§ **Written exercise**
Give every entry again, word for word and in full.

Entries taken from a collection
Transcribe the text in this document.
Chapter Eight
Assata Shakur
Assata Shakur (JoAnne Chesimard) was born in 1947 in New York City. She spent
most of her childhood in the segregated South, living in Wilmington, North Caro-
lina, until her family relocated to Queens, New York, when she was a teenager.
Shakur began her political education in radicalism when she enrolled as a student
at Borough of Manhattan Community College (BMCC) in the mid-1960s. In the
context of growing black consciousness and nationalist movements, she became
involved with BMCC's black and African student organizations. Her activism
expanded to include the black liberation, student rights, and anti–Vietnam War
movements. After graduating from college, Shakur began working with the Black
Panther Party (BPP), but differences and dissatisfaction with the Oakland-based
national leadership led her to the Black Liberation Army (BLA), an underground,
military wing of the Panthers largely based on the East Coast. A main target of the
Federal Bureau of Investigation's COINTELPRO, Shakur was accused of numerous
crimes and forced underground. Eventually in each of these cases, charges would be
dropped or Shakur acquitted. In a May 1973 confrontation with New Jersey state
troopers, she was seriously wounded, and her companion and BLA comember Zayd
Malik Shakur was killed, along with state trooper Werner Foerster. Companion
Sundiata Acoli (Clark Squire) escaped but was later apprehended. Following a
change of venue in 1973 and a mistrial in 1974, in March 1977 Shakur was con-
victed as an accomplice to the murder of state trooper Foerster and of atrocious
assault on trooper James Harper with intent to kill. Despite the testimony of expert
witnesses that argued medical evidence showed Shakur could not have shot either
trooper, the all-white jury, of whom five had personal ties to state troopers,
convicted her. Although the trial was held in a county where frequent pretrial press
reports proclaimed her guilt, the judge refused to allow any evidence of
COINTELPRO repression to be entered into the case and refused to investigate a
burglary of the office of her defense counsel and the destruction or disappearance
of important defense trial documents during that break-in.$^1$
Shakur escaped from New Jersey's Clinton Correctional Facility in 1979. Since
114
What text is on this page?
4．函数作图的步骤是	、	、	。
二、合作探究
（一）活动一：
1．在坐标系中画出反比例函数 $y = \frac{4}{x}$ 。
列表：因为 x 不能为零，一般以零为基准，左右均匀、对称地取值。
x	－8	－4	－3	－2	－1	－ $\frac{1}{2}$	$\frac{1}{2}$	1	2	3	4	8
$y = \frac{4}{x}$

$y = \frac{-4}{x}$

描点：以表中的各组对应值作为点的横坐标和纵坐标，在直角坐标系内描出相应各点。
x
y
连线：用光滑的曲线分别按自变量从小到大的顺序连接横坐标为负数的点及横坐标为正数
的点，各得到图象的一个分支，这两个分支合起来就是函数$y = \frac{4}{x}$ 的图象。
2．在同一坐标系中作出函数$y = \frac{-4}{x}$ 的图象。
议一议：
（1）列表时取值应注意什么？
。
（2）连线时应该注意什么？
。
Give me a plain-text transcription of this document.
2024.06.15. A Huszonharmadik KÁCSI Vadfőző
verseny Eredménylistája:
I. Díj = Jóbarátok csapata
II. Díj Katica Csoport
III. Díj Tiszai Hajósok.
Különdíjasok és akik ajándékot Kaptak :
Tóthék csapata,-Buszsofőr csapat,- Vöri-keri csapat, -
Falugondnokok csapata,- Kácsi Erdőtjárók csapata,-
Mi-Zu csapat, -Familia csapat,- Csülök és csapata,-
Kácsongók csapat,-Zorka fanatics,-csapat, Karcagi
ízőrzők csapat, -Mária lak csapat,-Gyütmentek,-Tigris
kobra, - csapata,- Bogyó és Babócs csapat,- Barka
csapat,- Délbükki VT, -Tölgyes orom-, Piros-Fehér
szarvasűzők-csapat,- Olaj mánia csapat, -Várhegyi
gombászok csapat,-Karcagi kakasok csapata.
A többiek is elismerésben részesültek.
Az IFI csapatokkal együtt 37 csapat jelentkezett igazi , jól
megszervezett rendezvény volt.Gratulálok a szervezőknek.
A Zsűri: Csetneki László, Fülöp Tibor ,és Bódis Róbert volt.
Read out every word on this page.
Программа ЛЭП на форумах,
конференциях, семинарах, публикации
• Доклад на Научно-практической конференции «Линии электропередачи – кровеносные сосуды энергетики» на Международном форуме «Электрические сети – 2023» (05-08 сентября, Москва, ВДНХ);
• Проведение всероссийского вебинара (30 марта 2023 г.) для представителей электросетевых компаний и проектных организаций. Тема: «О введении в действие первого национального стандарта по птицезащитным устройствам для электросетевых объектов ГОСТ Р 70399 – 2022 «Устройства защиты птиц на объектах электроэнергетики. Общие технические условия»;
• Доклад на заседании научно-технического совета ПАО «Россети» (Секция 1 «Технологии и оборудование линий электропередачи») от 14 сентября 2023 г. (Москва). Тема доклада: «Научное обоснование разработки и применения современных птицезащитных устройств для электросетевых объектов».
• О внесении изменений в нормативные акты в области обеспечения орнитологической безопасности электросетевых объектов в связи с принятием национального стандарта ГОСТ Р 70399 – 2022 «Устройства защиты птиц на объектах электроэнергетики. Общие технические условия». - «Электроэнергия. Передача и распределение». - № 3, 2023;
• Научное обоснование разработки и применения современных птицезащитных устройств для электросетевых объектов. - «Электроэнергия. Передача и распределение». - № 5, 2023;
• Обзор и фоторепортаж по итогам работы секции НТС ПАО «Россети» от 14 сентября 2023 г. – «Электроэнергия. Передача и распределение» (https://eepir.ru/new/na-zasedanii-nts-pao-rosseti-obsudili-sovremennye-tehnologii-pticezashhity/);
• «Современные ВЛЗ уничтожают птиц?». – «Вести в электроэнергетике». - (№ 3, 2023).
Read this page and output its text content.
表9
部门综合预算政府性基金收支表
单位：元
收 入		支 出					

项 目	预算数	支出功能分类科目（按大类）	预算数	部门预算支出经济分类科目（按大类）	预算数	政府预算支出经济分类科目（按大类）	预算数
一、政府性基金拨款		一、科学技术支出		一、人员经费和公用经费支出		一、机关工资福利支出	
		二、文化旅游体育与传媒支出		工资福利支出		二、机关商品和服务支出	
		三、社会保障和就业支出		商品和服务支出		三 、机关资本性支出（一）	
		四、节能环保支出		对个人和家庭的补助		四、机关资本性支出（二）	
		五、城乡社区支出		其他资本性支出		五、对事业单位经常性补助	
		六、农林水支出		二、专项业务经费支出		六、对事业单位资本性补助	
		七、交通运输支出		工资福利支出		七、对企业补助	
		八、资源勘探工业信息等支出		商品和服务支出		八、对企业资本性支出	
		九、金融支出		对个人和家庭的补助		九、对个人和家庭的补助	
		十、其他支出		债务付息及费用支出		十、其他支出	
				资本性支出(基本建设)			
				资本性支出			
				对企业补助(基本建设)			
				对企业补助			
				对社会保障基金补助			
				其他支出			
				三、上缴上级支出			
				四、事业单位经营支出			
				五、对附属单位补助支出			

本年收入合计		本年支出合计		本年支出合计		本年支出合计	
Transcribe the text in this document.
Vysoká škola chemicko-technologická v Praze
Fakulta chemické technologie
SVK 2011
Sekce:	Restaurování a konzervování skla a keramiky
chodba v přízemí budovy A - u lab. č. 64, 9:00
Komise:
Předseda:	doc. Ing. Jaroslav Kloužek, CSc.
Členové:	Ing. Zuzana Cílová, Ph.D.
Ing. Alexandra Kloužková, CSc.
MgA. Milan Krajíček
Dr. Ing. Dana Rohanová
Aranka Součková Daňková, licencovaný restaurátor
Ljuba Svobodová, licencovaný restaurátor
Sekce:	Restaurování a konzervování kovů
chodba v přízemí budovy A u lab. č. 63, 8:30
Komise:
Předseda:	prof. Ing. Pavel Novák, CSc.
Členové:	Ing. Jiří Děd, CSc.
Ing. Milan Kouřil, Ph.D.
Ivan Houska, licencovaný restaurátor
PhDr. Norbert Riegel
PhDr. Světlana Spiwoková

§ **Result of the task**
Transcribe the text in this document.
Chapter Eight
Assata Shakur
Assata Shakur (JoAnne Chesimard) was born in 1947 in New York City. She spent
most of her childhood in the segregated South, living in Wilmington, North Caro-
lina, until her family relocated to Queens, New York, when she was a teenager.
Shakur began her political education in radicalism when she enrolled as a student
at Borough of Manhattan Community College (BMCC) in the mid-1960s. In the
context of growing black consciousness and nationalist movements, she became
involved with BMCC's black and African student organizations. Her activism
expanded to include the black liberation, student rights, and anti–Vietnam War
movements. After graduating from college, Shakur began working with the Black
Panther Party (BPP), but differences and dissatisfaction with the Oakland-based
national leadership led her to the Black Liberation Army (BLA), an underground,
military wing of the Panthers largely based on the East Coast. A main target of the
Federal Bureau of Investigation's COINTELPRO, Shakur was accused of numerous
crimes and forced underground. Eventually in each of these cases, charges would be
dropped or Shakur acquitted. In a May 1973 confrontation with New Jersey state
troopers, she was seriously wounded, and her companion and BLA comember Zayd
Malik Shakur was killed, along with state trooper Werner Foerster. Companion
Sundiata Acoli (Clark Squire) escaped but was later apprehended. Following a
change of venue in 1973 and a mistrial in 1974, in March 1977 Shakur was con-
victed as an accomplice to the murder of state trooper Foerster and of atrocious
assault on trooper James Harper with intent to kill. Despite the testimony of expert
witnesses that argued medical evidence showed Shakur could not have shot either
trooper, the all-white jury, of whom five had personal ties to state troopers,
convicted her. Although the trial was held in a county where frequent pretrial press
reports proclaimed her guilt, the judge refused to allow any evidence of
COINTELPRO repression to be entered into the case and refused to investigate a
burglary of the office of her defense counsel and the destruction or disappearance
of important defense trial documents during that break-in.$^1$
Shakur escaped from New Jersey's Clinton Correctional Facility in 1979. Since
114
What text is on this page?
4．函数作图的步骤是	、	、	。
二、合作探究
（一）活动一：
1．在坐标系中画出反比例函数 $y = \frac{4}{x}$ 。
列表：因为 x 不能为零，一般以零为基准，左右均匀、对称地取值。
x	－8	－4	－3	－2	－1	－ $\frac{1}{2}$	$\frac{1}{2}$	1	2	3	4	8
$y = \frac{4}{x}$

$y = \frac{-4}{x}$

描点：以表中的各组对应值作为点的横坐标和纵坐标，在直角坐标系内描出相应各点。
x
y
连线：用光滑的曲线分别按自变量从小到大的顺序连接横坐标为负数的点及横坐标为正数
的点，各得到图象的一个分支，这两个分支合起来就是函数$y = \frac{4}{x}$ 的图象。
2．在同一坐标系中作出函数$y = \frac{-4}{x}$ 的图象。
议一议：
（1）列表时取值应注意什么？
。
（2）连线时应该注意什么？
。
Give me a plain-text transcription of this document.
2024.06.15. A Huszonharmadik KÁCSI Vadfőző
verseny Eredménylistája:
I. Díj = Jóbarátok csapata
II. Díj Katica Csoport
III. Díj Tiszai Hajósok.
Különdíjasok és akik ajándékot Kaptak :
Tóthék csapata,-Buszsofőr csapat,- Vöri-keri csapat, -
Falugondnokok csapata,- Kácsi Erdőtjárók csapata,-
Mi-Zu csapat, -Familia csapat,- Csülök és csapata,-
Kácsongók csapat,-Zorka fanatics,-csapat, Karcagi
ízőrzők csapat, -Mária lak csapat,-Gyütmentek,-Tigris
kobra, - csapata,- Bogyó és Babócs csapat,- Barka
csapat,- Délbükki VT, -Tölgyes orom-, Piros-Fehér
szarvasűzők-csapat,- Olaj mánia csapat, -Várhegyi
gombászok csapat,-Karcagi kakasok csapata.
A többiek is elismerésben részesültek.
Az IFI csapatokkal együtt 37 csapat jelentkezett igazi , jól
megszervezett rendezvény volt.Gratulálok a szervezőknek.
A Zsűri: Csetneki László, Fülöp Tibor ,és Bódis Róbert volt.
Read out every word on this page.
Программа ЛЭП на форумах,
конференциях, семинарах, публикации
• Доклад на Научно-практической конференции «Линии электропередачи – кровеносные сосуды энергетики» на Международном форуме «Электрические сети – 2023» (05-08 сентября, Москва, ВДНХ);
• Проведение всероссийского вебинара (30 марта 2023 г.) для представителей электросетевых компаний и проектных организаций. Тема: «О введении в действие первого национального стандарта по птицезащитным устройствам для электросетевых объектов ГОСТ Р 70399 – 2022 «Устройства защиты птиц на объектах электроэнергетики. Общие технические условия»;
• Доклад на заседании научно-технического совета ПАО «Россети» (Секция 1 «Технологии и оборудование линий электропередачи») от 14 сентября 2023 г. (Москва). Тема доклада: «Научное обоснование разработки и применения современных птицезащитных устройств для электросетевых объектов».
• О внесении изменений в нормативные акты в области обеспечения орнитологической безопасности электросетевых объектов в связи с принятием национального стандарта ГОСТ Р 70399 – 2022 «Устройства защиты птиц на объектах электроэнергетики. Общие технические условия». - «Электроэнергия. Передача и распределение». - № 3, 2023;
• Научное обоснование разработки и применения современных птицезащитных устройств для электросетевых объектов. - «Электроэнергия. Передача и распределение». - № 5, 2023;
• Обзор и фоторепортаж по итогам работы секции НТС ПАО «Россети» от 14 сентября 2023 г. – «Электроэнергия. Передача и распределение» (https://eepir.ru/new/na-zasedanii-nts-pao-rosseti-obsudili-sovremennye-tehnologii-pticezashhity/);
• «Современные ВЛЗ уничтожают птиц?». – «Вести в электроэнергетике». - (№ 3, 2023).
Read this page and output its text content.
表9
部门综合预算政府性基金收支表
单位：元
收 入		支 出					

项 目	预算数	支出功能分类科目（按大类）	预算数	部门预算支出经济分类科目（按大类）	预算数	政府预算支出经济分类科目（按大类）	预算数
一、政府性基金拨款		一、科学技术支出		一、人员经费和公用经费支出		一、机关工资福利支出	
		二、文化旅游体育与传媒支出		工资福利支出		二、机关商品和服务支出	
		三、社会保障和就业支出		商品和服务支出		三 、机关资本性支出（一）	
		四、节能环保支出		对个人和家庭的补助		四、机关资本性支出（二）	
		五、城乡社区支出		其他资本性支出		五、对事业单位经常性补助	
		六、农林水支出		二、专项业务经费支出		六、对事业单位资本性补助	
		七、交通运输支出		工资福利支出		七、对企业补助	
		八、资源勘探工业信息等支出		商品和服务支出		八、对企业资本性支出	
		九、金融支出		对个人和家庭的补助		九、对个人和家庭的补助	
		十、其他支出		债务付息及费用支出		十、其他支出	
				资本性支出(基本建设)			
				资本性支出			
				对企业补助(基本建设)			
				对企业补助			
				对社会保障基金补助			
				其他支出			
				三、上缴上级支出			
				四、事业单位经营支出			
				五、对附属单位补助支出			

本年收入合计		本年支出合计		本年支出合计		本年支出合计	
Transcribe the text in this document.
Vysoká škola chemicko-technologická v Praze
Fakulta chemické technologie
SVK 2011
Sekce:	Restaurování a konzervování skla a keramiky
chodba v přízemí budovy A - u lab. č. 64, 9:00
Komise:
Předseda:	doc. Ing. Jaroslav Kloužek, CSc.
Členové:	Ing. Zuzana Cílová, Ph.D.
Ing. Alexandra Kloužková, CSc.
MgA. Milan Krajíček
Dr. Ing. Dana Rohanová
Aranka Součková Daňková, licencovaný restaurátor
Ljuba Svobodová, licencovaný restaurátor
Sekce:	Restaurování a konzervování kovů
chodba v přízemí budovy A u lab. č. 63, 8:30
Komise:
Předseda:	prof. Ing. Pavel Novák, CSc.
Členové:	Ing. Jiří Děd, CSc.
Ing. Milan Kouřil, Ph.D.
Ivan Houska, licencovaný restaurátor
PhDr. Norbert Riegel
PhDr. Světlana Spiwoková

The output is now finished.